> [DOCUMENT SECTION]:
Full details in our late filing penalties guide.
The good news: filing now stops further penalties accumulating. You cannot undo penalties already issued, but you can prevent the next ones from landing and avoid compulsory strike-off.
Can you still file late?
Yes. Both Companies House and HMRC accept late filings at any time. There is no point at which you are "too late" to file. The penalties have already been triggered, but the filing itself will still be processed and recorded.
Filing overdue returns is always better than not filing at all. Not filing risks strike-off, escalating HMRC enquiries, and estimated tax assessments. Filing late draws a line under it.
What order to file in
If you are multiple periods behind, file in chronological order — oldest period first.
Companies House requires annual accounts to be filed sequentially. You cannot file the 2025 accounts until the 2024 accounts have been filed and accepted. The same applies to CT600 returns at HMRC.
Work through each period in turn, starting from the earliest outstanding one.
How to file multiple overdue periods
For a genuinely dormant company, each period's filing is straightforward. The accounts are a standard nil balance sheet. The CT600 reports zero income and zero tax. There is nothing to calculate.
With DormantFile, each filing takes about two minutes:
- Add your company (if you have not already).
- Select the overdue accounting period.
- Enter your credentials and submit.
- Move on to the next period.
Three years behind on both filings? That is six submissions — done in under 15 minutes. Each one is confirmed in your dashboard as it is accepted.
Step-by-step instructions: how to file dormant company accounts and how to file a nil CT600.
After you have caught up
Once everything is filed and accepted:
- Your Companies House record shows up to date. No more "FILING OVERDUE" notices.
- HMRC has your CT600 returns on file. No further penalties for those periods.
- Your company is no longer at risk of compulsory strike-off.
Now the priority is making sure it does not happen again. DormantFile sends automatic email reminders at 90, 30, 14, 7, 3, and 1 day before each deadline. That is six reminders per filing — enough to catch even the busiest director. See how it works.
For a full calendar of what is due and when, see our guide on dormant company filing deadlines.
If the company was not dormant for all overdue periods
This is important. If the company was trading during any of the overdue periods — if it received income, made payments, or had any significant accounting transactions — you cannot file dormant accounts for those periods. You need an accountant to prepare proper accounts reflecting the trading activity.

(Stored items)
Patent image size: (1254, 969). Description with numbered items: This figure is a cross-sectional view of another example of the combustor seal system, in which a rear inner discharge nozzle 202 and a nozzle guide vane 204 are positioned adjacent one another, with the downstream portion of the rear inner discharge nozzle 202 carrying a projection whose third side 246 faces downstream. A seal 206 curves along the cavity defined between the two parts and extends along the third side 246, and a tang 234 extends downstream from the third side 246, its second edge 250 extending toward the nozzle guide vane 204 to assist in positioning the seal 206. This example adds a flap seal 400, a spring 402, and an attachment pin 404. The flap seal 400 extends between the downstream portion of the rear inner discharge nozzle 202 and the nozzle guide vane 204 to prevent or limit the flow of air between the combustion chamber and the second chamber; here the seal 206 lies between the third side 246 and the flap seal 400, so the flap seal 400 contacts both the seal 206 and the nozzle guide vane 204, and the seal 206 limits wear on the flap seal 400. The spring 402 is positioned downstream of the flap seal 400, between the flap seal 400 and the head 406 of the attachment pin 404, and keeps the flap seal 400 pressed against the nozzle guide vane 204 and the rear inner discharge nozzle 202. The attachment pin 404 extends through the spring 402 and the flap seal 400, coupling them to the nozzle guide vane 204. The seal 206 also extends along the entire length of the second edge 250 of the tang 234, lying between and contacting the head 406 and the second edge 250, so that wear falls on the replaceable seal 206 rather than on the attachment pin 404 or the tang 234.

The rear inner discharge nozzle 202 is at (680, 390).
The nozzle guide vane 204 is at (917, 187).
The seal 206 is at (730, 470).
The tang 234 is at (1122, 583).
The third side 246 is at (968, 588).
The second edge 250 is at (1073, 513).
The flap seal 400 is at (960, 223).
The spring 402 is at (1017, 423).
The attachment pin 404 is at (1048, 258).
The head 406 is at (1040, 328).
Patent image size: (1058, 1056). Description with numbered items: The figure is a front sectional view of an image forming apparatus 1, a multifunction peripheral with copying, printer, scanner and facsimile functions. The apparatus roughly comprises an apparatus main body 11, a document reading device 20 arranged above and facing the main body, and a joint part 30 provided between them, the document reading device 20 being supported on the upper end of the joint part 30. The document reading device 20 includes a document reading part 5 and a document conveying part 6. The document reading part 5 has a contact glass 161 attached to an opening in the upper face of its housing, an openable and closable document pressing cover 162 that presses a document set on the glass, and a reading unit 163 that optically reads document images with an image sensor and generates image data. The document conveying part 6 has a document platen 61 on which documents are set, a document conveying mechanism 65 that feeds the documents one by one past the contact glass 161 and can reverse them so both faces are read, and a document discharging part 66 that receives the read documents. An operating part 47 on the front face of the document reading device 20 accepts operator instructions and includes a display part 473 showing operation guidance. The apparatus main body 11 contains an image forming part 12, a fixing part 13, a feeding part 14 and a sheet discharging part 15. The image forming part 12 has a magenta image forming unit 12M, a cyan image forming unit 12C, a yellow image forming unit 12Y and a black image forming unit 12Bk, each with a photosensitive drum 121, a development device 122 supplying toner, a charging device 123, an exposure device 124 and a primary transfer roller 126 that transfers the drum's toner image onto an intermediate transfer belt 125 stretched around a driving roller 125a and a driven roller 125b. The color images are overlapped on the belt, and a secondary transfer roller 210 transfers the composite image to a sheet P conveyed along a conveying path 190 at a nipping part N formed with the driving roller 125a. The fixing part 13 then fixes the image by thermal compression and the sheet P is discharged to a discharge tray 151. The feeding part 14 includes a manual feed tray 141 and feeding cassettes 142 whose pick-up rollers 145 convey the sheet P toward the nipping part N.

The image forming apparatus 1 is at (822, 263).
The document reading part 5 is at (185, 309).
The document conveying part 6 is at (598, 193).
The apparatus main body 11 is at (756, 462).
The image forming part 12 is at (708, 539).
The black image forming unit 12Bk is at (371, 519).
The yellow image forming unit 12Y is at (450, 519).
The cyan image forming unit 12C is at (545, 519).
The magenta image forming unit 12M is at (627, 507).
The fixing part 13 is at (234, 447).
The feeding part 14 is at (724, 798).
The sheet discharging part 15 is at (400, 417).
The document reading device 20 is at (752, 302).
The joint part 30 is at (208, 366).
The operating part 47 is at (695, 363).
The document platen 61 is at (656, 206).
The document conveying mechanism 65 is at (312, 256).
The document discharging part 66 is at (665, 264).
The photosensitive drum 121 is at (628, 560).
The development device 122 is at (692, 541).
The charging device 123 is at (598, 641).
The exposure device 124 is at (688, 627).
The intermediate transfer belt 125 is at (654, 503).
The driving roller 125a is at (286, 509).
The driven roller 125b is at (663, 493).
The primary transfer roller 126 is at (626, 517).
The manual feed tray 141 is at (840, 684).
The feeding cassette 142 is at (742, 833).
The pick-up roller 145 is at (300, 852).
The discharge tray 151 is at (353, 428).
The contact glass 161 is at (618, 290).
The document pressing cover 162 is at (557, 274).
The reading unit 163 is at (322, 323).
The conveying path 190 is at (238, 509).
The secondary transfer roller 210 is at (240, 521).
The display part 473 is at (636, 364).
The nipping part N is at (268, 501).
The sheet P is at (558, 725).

> [ACTION ITEM]: Could you continue the guide on catching up with overdue dormant company filings, picking up after its final sentence?

> [WRITTEN RESPONSE]:
DormantFile is only for genuinely dormant periods. If there is any doubt, see how to check if your company is dormant. If the company was dormant for some periods and trading for others, an accountant can advise on how to handle the split.
If strike-off proceedings have already started
If Companies House has begun compulsory strike-off — you may have received a warning letter or seen a notice in The Gazette — act quickly. Filing the overdue accounts should halt the process. Companies House generally suspends strike-off action once outstanding filings are received.
If the company has already been dissolved, restoration is possible but significantly more expensive (from £500 for administrative restoration, potentially thousands for court restoration). See our guide on what happens if Companies House strikes off your company.
The sooner you file, the simpler and cheaper it is to resolve. Do not wait.
Key points
- Companies House and HMRC both accept late filings at any time. There is no "too late."
- Filing now stops further penalties accumulating and prevents strike-off.
- File in chronological order — oldest period first.
- For a genuinely dormant company, each filing takes about two minutes. Multiple overdue periods can be cleared in a single sitting.
- Already-issued penalties cannot be reversed, but you can prevent new ones.
- If the company was not dormant for all overdue periods, you need an accountant for the trading periods.
- If strike-off has already started, filing overdue accounts should halt the process. Act quickly.
- Set up deadline reminders so it does not happen again.